**Task details**
Transcribe the records that follow exactly. Skip the pictures.

[Stored data entries]

* start *

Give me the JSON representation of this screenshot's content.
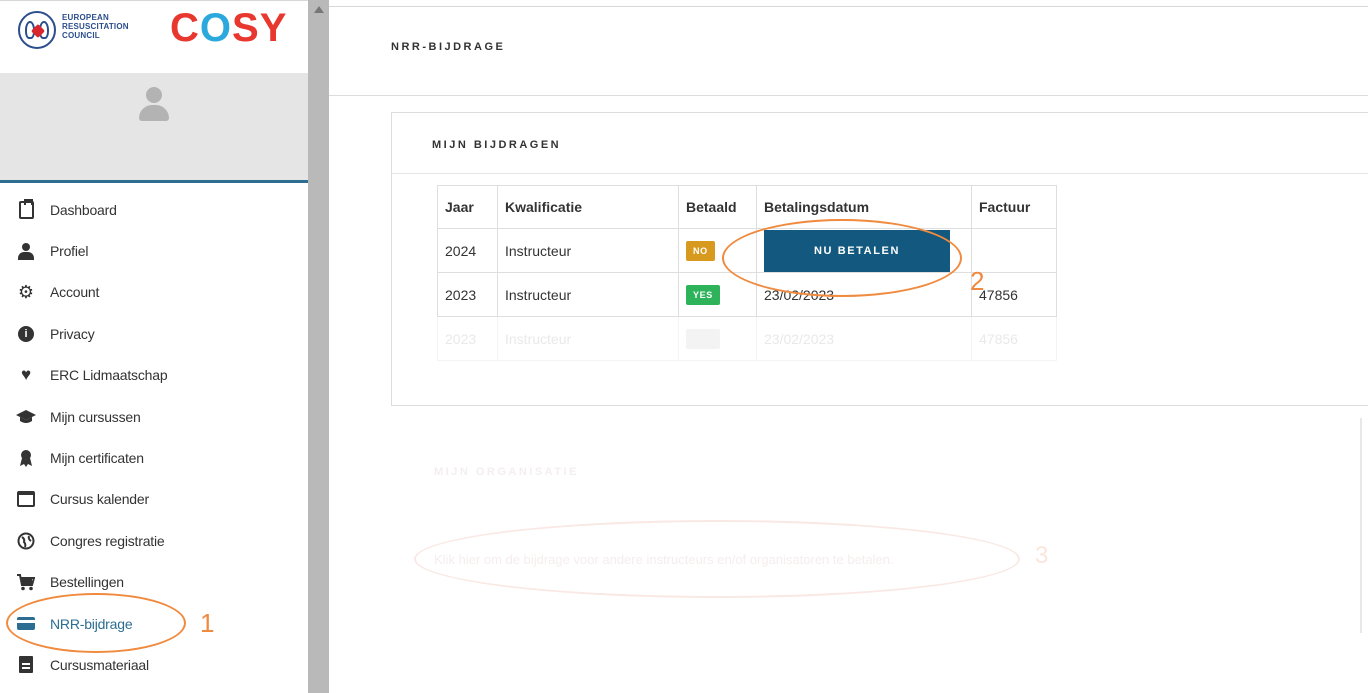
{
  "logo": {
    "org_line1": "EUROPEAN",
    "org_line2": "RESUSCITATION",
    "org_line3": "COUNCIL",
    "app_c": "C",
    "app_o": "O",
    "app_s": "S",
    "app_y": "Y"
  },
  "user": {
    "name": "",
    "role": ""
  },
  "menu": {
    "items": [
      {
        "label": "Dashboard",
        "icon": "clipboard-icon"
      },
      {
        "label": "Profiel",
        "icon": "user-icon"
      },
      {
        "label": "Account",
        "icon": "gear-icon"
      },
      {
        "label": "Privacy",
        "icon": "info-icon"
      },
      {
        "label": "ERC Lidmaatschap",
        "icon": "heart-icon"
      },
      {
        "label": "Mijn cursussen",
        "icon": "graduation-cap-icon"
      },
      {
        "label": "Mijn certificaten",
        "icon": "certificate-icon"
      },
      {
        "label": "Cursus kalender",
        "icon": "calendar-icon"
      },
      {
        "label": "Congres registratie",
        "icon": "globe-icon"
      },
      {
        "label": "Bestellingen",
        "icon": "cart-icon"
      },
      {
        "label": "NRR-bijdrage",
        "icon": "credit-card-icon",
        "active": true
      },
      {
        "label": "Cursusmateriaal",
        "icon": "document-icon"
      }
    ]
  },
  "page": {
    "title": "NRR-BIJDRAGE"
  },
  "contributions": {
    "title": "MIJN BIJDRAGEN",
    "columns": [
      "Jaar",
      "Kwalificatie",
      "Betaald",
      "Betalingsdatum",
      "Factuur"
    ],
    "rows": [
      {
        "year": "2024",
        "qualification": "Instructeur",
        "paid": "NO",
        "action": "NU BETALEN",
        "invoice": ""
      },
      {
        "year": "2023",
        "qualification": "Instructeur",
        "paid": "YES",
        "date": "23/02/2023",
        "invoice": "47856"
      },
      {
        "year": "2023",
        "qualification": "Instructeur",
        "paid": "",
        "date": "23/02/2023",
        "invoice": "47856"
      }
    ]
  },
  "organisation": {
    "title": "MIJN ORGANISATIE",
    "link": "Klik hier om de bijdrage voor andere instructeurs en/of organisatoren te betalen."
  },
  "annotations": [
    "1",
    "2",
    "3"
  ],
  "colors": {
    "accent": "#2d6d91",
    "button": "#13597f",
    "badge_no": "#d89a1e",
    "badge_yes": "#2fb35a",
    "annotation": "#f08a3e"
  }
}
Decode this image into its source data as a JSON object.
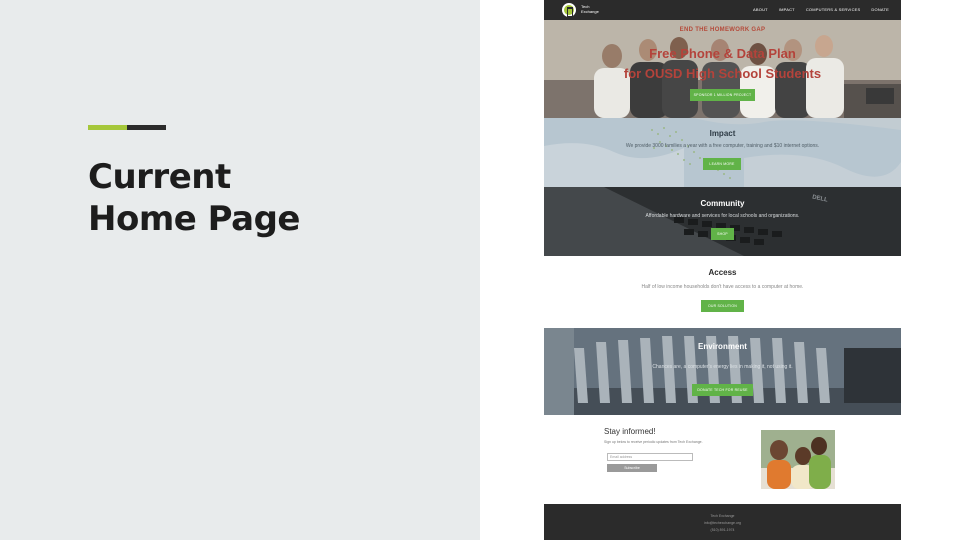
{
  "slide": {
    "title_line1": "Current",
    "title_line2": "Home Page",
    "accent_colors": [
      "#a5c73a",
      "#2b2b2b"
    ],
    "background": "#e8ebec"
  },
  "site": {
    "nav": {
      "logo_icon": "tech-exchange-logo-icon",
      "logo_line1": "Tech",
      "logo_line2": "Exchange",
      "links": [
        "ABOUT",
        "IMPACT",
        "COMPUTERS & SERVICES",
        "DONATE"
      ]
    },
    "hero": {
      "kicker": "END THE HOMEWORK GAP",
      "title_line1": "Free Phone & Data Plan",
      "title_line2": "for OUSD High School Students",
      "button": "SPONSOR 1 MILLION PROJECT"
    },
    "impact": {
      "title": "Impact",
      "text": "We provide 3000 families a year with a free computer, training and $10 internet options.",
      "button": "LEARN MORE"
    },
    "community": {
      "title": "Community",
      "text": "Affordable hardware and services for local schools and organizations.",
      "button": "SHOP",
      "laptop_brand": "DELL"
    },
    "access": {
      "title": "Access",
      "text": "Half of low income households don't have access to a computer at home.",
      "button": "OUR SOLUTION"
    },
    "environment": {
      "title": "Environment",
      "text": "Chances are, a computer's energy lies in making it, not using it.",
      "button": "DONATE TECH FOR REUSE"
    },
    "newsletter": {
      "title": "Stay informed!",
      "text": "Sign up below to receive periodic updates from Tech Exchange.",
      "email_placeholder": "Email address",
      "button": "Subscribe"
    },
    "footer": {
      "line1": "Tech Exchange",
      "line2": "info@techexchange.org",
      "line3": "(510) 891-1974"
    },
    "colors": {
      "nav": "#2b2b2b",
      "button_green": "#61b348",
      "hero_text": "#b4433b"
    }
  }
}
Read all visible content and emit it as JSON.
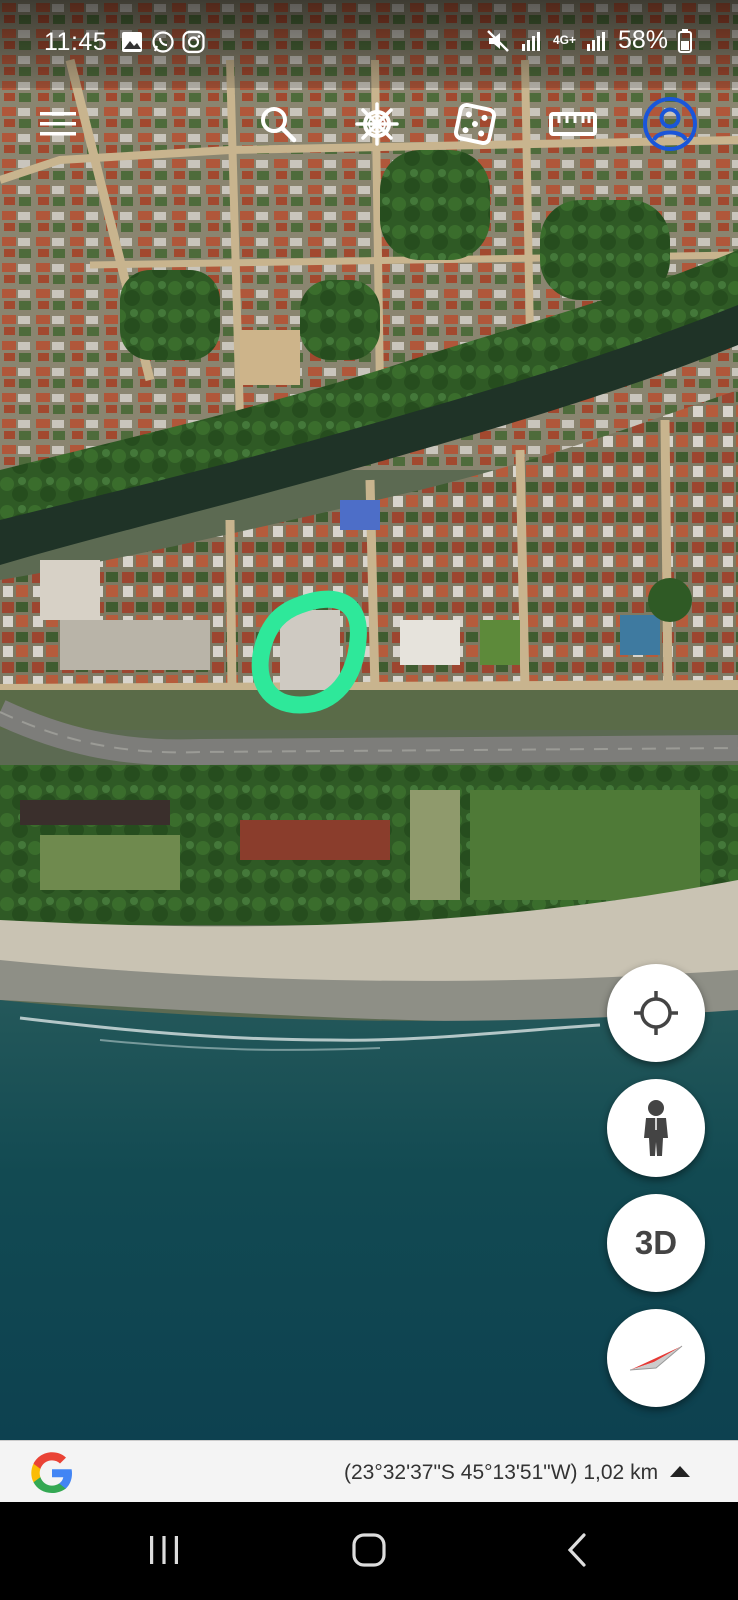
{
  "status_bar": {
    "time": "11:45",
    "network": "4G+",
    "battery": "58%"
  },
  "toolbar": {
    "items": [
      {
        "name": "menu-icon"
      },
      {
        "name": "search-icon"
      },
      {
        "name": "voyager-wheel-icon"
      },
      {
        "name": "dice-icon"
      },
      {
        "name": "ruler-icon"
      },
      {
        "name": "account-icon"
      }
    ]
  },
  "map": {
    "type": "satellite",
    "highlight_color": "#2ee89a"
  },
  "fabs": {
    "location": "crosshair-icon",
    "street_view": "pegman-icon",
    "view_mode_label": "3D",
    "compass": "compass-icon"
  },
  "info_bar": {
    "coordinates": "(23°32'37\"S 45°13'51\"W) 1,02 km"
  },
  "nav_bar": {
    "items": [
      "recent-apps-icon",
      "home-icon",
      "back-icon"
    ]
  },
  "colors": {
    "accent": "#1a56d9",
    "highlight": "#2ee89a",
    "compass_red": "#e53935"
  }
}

* end *

**Result below**
Give me the JSON representation of this screenshot's content.
{
  "logo": {
    "org_line1": "EUROPEAN",
    "org_line2": "RESUSCITATION",
    "org_line3": "COUNCIL",
    "app_c": "C",
    "app_o": "O",
    "app_s": "S",
    "app_y": "Y"
  },
  "user": {
    "name": "",
    "role": ""
  },
  "menu": {
    "items": [
      {
        "label": "Dashboard",
        "icon": "clipboard-icon"
      },
      {
        "label": "Profiel",
        "icon": "user-icon"
      },
      {
        "label": "Account",
        "icon": "gear-icon"
      },
      {
        "label": "Privacy",
        "icon": "info-icon"
      },
      {
        "label": "ERC Lidmaatschap",
        "icon": "heart-icon"
      },
      {
        "label": "Mijn cursussen",
        "icon": "graduation-cap-icon"
      },
      {
        "label": "Mijn certificaten",
        "icon": "certificate-icon"
      },
      {
        "label": "Cursus kalender",
        "icon": "calendar-icon"
      },
      {
        "label": "Congres registratie",
        "icon": "globe-icon"
      },
      {
        "label": "Bestellingen",
        "icon": "cart-icon"
      },
      {
        "label": "NRR-bijdrage",
        "icon": "credit-card-icon",
        "active": true
      },
      {
        "label": "Cursusmateriaal",
        "icon": "document-icon"
      }
    ]
  },
  "page": {
    "title": "NRR-BIJDRAGE"
  },
  "contributions": {
    "title": "MIJN BIJDRAGEN",
    "columns": [
      "Jaar",
      "Kwalificatie",
      "Betaald",
      "Betalingsdatum",
      "Factuur"
    ],
    "rows": [
      {
        "year": "2024",
        "qualification": "Instructeur",
        "paid": "NO",
        "action": "NU BETALEN",
        "invoice": ""
      },
      {
        "year": "2023",
        "qualification": "Instructeur",
        "paid": "YES",
        "date": "23/02/2023",
        "invoice": "47856"
      },
      {
        "year": "2023",
        "qualification": "Instructeur",
        "paid": "",
        "date": "23/02/2023",
        "invoice": "47856"
      }
    ]
  },
  "organisation": {
    "title": "MIJN ORGANISATIE",
    "link": "Klik hier om de bijdrage voor andere instructeurs en/of organisatoren te betalen."
  },
  "annotations": [
    "1",
    "2",
    "3"
  ],
  "colors": {
    "accent": "#2d6d91",
    "button": "#13597f",
    "badge_no": "#d89a1e",
    "badge_yes": "#2fb35a",
    "annotation": "#f08a3e"
  }
}
Decode this image into its source data as a JSON object.
{
  "slide": {
    "title_line1": "Current",
    "title_line2": "Home Page",
    "accent_colors": [
      "#a5c73a",
      "#2b2b2b"
    ],
    "background": "#e8ebec"
  },
  "site": {
    "nav": {
      "logo_icon": "tech-exchange-logo-icon",
      "logo_line1": "Tech",
      "logo_line2": "Exchange",
      "links": [
        "ABOUT",
        "IMPACT",
        "COMPUTERS & SERVICES",
        "DONATE"
      ]
    },
    "hero": {
      "kicker": "END THE HOMEWORK GAP",
      "title_line1": "Free Phone & Data Plan",
      "title_line2": "for OUSD High School Students",
      "button": "SPONSOR 1 MILLION PROJECT"
    },
    "impact": {
      "title": "Impact",
      "text": "We provide 3000 families a year with a free computer, training and $10 internet options.",
      "button": "LEARN MORE"
    },
    "community": {
      "title": "Community",
      "text": "Affordable hardware and services for local schools and organizations.",
      "button": "SHOP",
      "laptop_brand": "DELL"
    },
    "access": {
      "title": "Access",
      "text": "Half of low income households don't have access to a computer at home.",
      "button": "OUR SOLUTION"
    },
    "environment": {
      "title": "Environment",
      "text": "Chances are, a computer's energy lies in making it, not using it.",
      "button": "DONATE TECH FOR REUSE"
    },
    "newsletter": {
      "title": "Stay informed!",
      "text": "Sign up below to receive periodic updates from Tech Exchange.",
      "email_placeholder": "Email address",
      "button": "Subscribe"
    },
    "footer": {
      "line1": "Tech Exchange",
      "line2": "info@techexchange.org",
      "line3": "(510) 891-1974"
    },
    "colors": {
      "nav": "#2b2b2b",
      "button_green": "#61b348",
      "hero_text": "#b4433b"
    }
  }
}
Read all visible content and emit it as JSON.
{
  "status_bar": {
    "time": "11:45",
    "network": "4G+",
    "battery": "58%"
  },
  "toolbar": {
    "items": [
      {
        "name": "menu-icon"
      },
      {
        "name": "search-icon"
      },
      {
        "name": "voyager-wheel-icon"
      },
      {
        "name": "dice-icon"
      },
      {
        "name": "ruler-icon"
      },
      {
        "name": "account-icon"
      }
    ]
  },
  "map": {
    "type": "satellite",
    "highlight_color": "#2ee89a"
  },
  "fabs": {
    "location": "crosshair-icon",
    "street_view": "pegman-icon",
    "view_mode_label": "3D",
    "compass": "compass-icon"
  },
  "info_bar": {
    "coordinates": "(23°32'37\"S 45°13'51\"W) 1,02 km"
  },
  "nav_bar": {
    "items": [
      "recent-apps-icon",
      "home-icon",
      "back-icon"
    ]
  },
  "colors": {
    "accent": "#1a56d9",
    "highlight": "#2ee89a",
    "compass_red": "#e53935"
  }
}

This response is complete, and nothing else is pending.